◆ WHAT TO WORK ON:
1. Retype the passage of the Inglourious Basterds excerpt from "Captain Crawdad: I" to "genre has shifted.".
2. Using the Inglourious Basterds excerpt, answer yes or no to each statement below and quote the deciding words: (a) The removed line says the film begins as a World War Two action/drama. (b) Captain Crawdad added the line about Alternate History. (c) Captain Crawdad holds that killing Hitler means the genre has shifted.

◆ SELECTED EXCERPT:
※ ※ ※
Captain Crawdad: I took this out:
- Inglourious Basterds begins as a World War Two action/drama, then near the very end it suddenly turns into Alternate History when they kill Hitler and the entire German high command and end the war early.
Just because in the end
they succeed in killing Hitler doesn't mean the genre has shifted.
※ ※ ※
◆ MATERIAL PROVIDED:
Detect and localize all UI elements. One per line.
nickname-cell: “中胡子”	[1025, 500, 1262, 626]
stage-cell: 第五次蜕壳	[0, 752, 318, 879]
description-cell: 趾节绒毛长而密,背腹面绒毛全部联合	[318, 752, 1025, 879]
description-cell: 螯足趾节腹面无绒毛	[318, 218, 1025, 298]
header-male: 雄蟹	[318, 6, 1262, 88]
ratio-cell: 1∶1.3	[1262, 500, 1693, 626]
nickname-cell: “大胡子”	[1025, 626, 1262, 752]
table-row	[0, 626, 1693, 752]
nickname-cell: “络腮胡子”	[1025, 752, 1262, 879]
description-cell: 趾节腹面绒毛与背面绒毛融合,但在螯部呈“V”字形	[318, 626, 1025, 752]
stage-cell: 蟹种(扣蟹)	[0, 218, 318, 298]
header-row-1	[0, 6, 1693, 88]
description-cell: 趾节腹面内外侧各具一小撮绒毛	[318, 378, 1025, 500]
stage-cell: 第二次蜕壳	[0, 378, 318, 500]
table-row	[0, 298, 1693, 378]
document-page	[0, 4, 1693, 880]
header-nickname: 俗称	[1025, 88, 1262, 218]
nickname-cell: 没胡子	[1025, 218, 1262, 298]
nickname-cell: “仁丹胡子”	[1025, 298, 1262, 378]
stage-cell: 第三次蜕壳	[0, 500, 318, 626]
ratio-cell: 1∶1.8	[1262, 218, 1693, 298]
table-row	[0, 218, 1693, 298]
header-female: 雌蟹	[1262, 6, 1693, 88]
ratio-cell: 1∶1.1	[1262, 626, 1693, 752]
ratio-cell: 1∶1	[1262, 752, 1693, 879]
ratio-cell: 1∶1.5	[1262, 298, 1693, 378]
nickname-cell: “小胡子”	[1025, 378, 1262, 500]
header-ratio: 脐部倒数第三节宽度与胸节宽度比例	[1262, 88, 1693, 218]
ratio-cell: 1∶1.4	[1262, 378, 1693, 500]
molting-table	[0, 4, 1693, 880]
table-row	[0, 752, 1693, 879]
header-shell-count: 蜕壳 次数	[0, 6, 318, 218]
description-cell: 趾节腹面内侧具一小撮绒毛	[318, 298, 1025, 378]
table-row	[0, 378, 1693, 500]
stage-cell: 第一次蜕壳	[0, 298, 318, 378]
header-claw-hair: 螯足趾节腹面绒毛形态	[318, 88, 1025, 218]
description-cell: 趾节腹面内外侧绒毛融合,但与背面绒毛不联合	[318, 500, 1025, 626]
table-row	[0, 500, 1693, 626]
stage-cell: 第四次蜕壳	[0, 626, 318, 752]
※ ※ ※
◆ OUTPUTS BY TASK:
1.
Captain Crawdad: I took this out:
- Inglourious Basterds begins as a World War Two action/drama, then near the very end it suddenly turns into Alternate History when they kill Hitler and the entire German high command and end the war early.
Just because in the end
they succeed in killing Hitler doesn't mean the genre has shifted.

2.
(a) Yes: "Inglourious Basterds begins as a World War Two action/drama"
(b) No: "I took this out:"
(c) No: "they succeed in killing Hitler doesn't mean the genre has shifted."